Requirements - Reproduce the data below in full, swapping every occurrence of "option-label" for "choice-label" and leaving everything else unchanged.

[START]

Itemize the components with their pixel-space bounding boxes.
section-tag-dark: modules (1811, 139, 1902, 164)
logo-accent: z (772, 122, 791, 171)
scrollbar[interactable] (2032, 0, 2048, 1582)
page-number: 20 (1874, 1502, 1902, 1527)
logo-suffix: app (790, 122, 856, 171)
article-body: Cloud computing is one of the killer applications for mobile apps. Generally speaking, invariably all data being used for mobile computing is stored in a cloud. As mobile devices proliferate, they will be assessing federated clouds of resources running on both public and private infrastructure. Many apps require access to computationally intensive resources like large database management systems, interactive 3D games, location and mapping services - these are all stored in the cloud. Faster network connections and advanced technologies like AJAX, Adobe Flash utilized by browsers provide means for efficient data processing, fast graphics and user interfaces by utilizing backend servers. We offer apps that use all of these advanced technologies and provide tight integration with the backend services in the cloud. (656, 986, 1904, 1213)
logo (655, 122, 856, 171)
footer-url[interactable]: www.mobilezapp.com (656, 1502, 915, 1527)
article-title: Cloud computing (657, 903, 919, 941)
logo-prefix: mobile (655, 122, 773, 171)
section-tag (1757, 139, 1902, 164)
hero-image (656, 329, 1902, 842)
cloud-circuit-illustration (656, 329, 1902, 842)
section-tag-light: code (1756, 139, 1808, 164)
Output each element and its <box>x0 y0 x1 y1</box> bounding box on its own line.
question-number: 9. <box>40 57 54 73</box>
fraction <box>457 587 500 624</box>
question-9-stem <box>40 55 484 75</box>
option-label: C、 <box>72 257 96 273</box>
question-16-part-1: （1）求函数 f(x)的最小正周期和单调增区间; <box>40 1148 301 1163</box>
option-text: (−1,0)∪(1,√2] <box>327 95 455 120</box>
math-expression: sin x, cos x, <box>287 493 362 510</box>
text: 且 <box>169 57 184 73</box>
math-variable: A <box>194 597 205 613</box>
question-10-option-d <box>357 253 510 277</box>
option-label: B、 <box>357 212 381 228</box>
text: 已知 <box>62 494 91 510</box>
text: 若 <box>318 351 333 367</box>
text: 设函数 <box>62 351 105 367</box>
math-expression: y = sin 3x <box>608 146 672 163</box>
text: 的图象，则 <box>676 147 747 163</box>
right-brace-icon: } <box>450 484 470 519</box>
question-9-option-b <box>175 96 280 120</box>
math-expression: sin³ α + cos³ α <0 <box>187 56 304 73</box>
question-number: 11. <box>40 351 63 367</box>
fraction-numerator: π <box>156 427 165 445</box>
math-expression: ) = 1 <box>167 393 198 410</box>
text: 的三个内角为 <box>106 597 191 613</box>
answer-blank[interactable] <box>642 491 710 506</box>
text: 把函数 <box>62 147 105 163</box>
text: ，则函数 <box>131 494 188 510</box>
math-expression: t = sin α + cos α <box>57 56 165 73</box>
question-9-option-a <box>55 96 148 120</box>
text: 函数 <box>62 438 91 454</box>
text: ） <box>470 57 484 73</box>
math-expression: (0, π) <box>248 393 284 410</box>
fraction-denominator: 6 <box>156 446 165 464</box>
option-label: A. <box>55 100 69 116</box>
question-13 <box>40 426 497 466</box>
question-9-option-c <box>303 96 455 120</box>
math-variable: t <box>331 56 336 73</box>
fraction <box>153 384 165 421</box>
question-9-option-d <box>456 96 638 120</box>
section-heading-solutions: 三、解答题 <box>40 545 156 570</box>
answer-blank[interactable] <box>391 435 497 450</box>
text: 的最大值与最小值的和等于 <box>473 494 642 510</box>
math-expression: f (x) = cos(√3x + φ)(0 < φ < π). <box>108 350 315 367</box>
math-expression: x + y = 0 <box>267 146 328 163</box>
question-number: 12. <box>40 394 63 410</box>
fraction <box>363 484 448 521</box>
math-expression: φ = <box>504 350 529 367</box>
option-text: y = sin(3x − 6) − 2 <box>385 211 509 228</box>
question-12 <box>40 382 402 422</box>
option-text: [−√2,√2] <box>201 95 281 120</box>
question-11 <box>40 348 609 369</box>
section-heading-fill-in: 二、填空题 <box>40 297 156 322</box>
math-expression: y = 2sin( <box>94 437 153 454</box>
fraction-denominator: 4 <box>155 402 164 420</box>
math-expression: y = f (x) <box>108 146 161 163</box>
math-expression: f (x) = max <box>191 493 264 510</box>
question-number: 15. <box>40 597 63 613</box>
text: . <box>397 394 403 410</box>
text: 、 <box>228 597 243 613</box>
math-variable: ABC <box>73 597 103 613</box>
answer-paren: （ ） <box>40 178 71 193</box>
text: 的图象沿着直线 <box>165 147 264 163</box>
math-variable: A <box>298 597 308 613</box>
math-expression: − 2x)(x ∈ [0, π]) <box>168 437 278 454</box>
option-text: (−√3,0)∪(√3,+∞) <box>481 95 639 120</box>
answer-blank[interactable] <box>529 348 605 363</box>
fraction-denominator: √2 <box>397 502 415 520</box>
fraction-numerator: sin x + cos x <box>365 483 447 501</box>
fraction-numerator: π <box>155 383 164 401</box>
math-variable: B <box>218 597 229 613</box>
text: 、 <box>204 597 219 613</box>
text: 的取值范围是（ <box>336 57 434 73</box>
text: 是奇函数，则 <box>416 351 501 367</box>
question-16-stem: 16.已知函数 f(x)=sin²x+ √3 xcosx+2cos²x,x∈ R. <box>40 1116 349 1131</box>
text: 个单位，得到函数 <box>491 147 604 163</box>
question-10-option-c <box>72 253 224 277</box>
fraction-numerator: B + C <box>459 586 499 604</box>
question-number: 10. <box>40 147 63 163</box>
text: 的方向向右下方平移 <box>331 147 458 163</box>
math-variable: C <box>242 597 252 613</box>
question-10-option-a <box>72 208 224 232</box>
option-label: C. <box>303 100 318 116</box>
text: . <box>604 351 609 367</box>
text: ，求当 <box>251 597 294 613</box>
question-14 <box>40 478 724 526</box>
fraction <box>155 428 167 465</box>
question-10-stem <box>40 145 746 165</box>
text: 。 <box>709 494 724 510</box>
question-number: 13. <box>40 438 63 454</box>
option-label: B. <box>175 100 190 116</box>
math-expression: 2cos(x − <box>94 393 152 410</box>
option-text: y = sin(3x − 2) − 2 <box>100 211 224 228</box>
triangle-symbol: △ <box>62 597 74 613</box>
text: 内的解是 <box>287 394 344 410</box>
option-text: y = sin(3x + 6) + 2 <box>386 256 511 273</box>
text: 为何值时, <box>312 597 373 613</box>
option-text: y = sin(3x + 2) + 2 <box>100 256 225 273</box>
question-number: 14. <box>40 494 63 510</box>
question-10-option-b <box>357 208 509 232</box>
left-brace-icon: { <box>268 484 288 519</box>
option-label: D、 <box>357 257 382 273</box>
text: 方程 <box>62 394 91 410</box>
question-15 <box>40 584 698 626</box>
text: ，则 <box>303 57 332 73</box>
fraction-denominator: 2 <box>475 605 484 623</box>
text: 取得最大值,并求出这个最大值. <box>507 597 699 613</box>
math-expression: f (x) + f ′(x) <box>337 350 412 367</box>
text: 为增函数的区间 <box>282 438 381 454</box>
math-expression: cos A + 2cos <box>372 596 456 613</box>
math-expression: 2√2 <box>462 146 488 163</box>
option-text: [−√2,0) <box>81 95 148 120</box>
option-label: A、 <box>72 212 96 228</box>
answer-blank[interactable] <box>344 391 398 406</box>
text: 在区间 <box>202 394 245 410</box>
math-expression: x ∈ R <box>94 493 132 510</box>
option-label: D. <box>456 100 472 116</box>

[END]

Solved problem -
Itemize the components with their pixel-space bounding boxes.
section-tag-dark: modules (1811, 139, 1902, 164)
logo-accent: z (772, 122, 791, 171)
scrollbar[interactable] (2032, 0, 2048, 1582)
page-number: 20 (1874, 1502, 1902, 1527)
logo-suffix: app (790, 122, 856, 171)
article-body: Cloud computing is one of the killer applications for mobile apps. Generally speaking, invariably all data being used for mobile computing is stored in a cloud. As mobile devices proliferate, they will be assessing federated clouds of resources running on both public and private infrastructure. Many apps require access to computationally intensive resources like large database management systems, interactive 3D games, location and mapping services - these are all stored in the cloud. Faster network connections and advanced technologies like AJAX, Adobe Flash utilized by browsers provide means for efficient data processing, fast graphics and user interfaces by utilizing backend servers. We offer apps that use all of these advanced technologies and provide tight integration with the backend services in the cloud. (656, 986, 1904, 1213)
logo (655, 122, 856, 171)
footer-url[interactable]: www.mobilezapp.com (656, 1502, 915, 1527)
article-title: Cloud computing (657, 903, 919, 941)
logo-prefix: mobile (655, 122, 773, 171)
section-tag (1757, 139, 1902, 164)
hero-image (656, 329, 1902, 842)
cloud-circuit-illustration (656, 329, 1902, 842)
section-tag-light: code (1756, 139, 1808, 164)
Output each element and its <box>x0 y0 x1 y1</box> bounding box on its own line.
question-number: 9. <box>40 57 54 73</box>
fraction <box>457 587 500 624</box>
question-9-stem <box>40 55 484 75</box>
choice-label: C、 <box>72 257 96 273</box>
question-16-part-1: （1）求函数 f(x)的最小正周期和单调增区间; <box>40 1148 301 1163</box>
option-text: (−1,0)∪(1,√2] <box>327 95 455 120</box>
math-expression: sin x, cos x, <box>287 493 362 510</box>
text: 且 <box>169 57 184 73</box>
math-variable: A <box>194 597 205 613</box>
question-10-option-d <box>357 253 510 277</box>
choice-label: B、 <box>357 212 381 228</box>
text: 已知 <box>62 494 91 510</box>
text: 若 <box>318 351 333 367</box>
text: 设函数 <box>62 351 105 367</box>
math-expression: y = sin 3x <box>608 146 672 163</box>
text: 的图象，则 <box>676 147 747 163</box>
right-brace-icon: } <box>450 484 470 519</box>
question-9-option-b <box>175 96 280 120</box>
math-expression: sin³ α + cos³ α <0 <box>187 56 304 73</box>
question-number: 11. <box>40 351 63 367</box>
fraction-numerator: π <box>156 427 165 445</box>
math-expression: ) = 1 <box>167 393 198 410</box>
text: 的三个内角为 <box>106 597 191 613</box>
answer-blank[interactable] <box>642 491 710 506</box>
text: 把函数 <box>62 147 105 163</box>
text: ，则函数 <box>131 494 188 510</box>
math-expression: t = sin α + cos α <box>57 56 165 73</box>
question-9-option-a <box>55 96 148 120</box>
text: 函数 <box>62 438 91 454</box>
text: ） <box>470 57 484 73</box>
math-expression: (0, π) <box>248 393 284 410</box>
fraction-denominator: 6 <box>156 446 165 464</box>
choice-label: A. <box>55 100 69 116</box>
question-13 <box>40 426 497 466</box>
question-9-option-c <box>303 96 455 120</box>
math-variable: t <box>331 56 336 73</box>
fraction <box>153 384 165 421</box>
question-9-option-d <box>456 96 638 120</box>
section-heading-solutions: 三、解答题 <box>40 545 156 570</box>
answer-blank[interactable] <box>391 435 497 450</box>
text: 的最大值与最小值的和等于 <box>473 494 642 510</box>
math-expression: f (x) = cos(√3x + φ)(0 < φ < π). <box>108 350 315 367</box>
math-expression: x + y = 0 <box>267 146 328 163</box>
question-number: 12. <box>40 394 63 410</box>
fraction <box>363 484 448 521</box>
math-expression: φ = <box>504 350 529 367</box>
option-text: y = sin(3x − 6) − 2 <box>385 211 509 228</box>
question-12 <box>40 382 402 422</box>
option-text: [−√2,√2] <box>201 95 281 120</box>
question-11 <box>40 348 609 369</box>
section-heading-fill-in: 二、填空题 <box>40 297 156 322</box>
math-expression: y = 2sin( <box>94 437 153 454</box>
fraction-denominator: 4 <box>155 402 164 420</box>
math-expression: y = f (x) <box>108 146 161 163</box>
math-expression: f (x) = max <box>191 493 264 510</box>
question-number: 15. <box>40 597 63 613</box>
text: . <box>397 394 403 410</box>
text: 、 <box>228 597 243 613</box>
math-variable: ABC <box>73 597 103 613</box>
answer-paren: （ ） <box>40 178 71 193</box>
text: 的图象沿着直线 <box>165 147 264 163</box>
math-variable: A <box>298 597 308 613</box>
math-expression: − 2x)(x ∈ [0, π]) <box>168 437 278 454</box>
option-text: (−√3,0)∪(√3,+∞) <box>481 95 639 120</box>
answer-blank[interactable] <box>529 348 605 363</box>
fraction-denominator: √2 <box>397 502 415 520</box>
fraction-numerator: sin x + cos x <box>365 483 447 501</box>
fraction-numerator: π <box>155 383 164 401</box>
math-variable: B <box>218 597 229 613</box>
text: 、 <box>204 597 219 613</box>
text: 的取值范围是（ <box>336 57 434 73</box>
text: 是奇函数，则 <box>416 351 501 367</box>
question-16-stem: 16.已知函数 f(x)=sin²x+ √3 xcosx+2cos²x,x∈ R. <box>40 1116 349 1131</box>
text: 个单位，得到函数 <box>491 147 604 163</box>
question-10-option-c <box>72 253 224 277</box>
fraction-numerator: B + C <box>459 586 499 604</box>
question-number: 10. <box>40 147 63 163</box>
text: 的方向向右下方平移 <box>331 147 458 163</box>
math-variable: C <box>242 597 252 613</box>
question-10-option-a <box>72 208 224 232</box>
choice-label: C. <box>303 100 318 116</box>
text: . <box>604 351 609 367</box>
text: ，求当 <box>251 597 294 613</box>
question-14 <box>40 478 724 526</box>
fraction <box>155 428 167 465</box>
question-10-stem <box>40 145 746 165</box>
text: 。 <box>709 494 724 510</box>
question-number: 13. <box>40 438 63 454</box>
choice-label: B. <box>175 100 190 116</box>
math-expression: 2cos(x − <box>94 393 152 410</box>
option-text: y = sin(3x − 2) − 2 <box>100 211 224 228</box>
triangle-symbol: △ <box>62 597 74 613</box>
text: 内的解是 <box>287 394 344 410</box>
option-text: y = sin(3x + 6) + 2 <box>386 256 511 273</box>
text: 为何值时, <box>312 597 373 613</box>
option-text: y = sin(3x + 2) + 2 <box>100 256 225 273</box>
question-number: 14. <box>40 494 63 510</box>
question-10-option-b <box>357 208 509 232</box>
left-brace-icon: { <box>268 484 288 519</box>
choice-label: D、 <box>357 257 382 273</box>
text: 方程 <box>62 394 91 410</box>
question-15 <box>40 584 698 626</box>
text: ，则 <box>303 57 332 73</box>
fraction-denominator: 2 <box>475 605 484 623</box>
text: 取得最大值,并求出这个最大值. <box>507 597 699 613</box>
math-expression: f (x) + f ′(x) <box>337 350 412 367</box>
text: 为增函数的区间 <box>282 438 381 454</box>
math-expression: cos A + 2cos <box>372 596 456 613</box>
math-expression: 2√2 <box>462 146 488 163</box>
option-text: [−√2,0) <box>81 95 148 120</box>
choice-label: A、 <box>72 212 96 228</box>
answer-blank[interactable] <box>344 391 398 406</box>
text: 在区间 <box>202 394 245 410</box>
math-expression: x ∈ R <box>94 493 132 510</box>
choice-label: D. <box>456 100 472 116</box>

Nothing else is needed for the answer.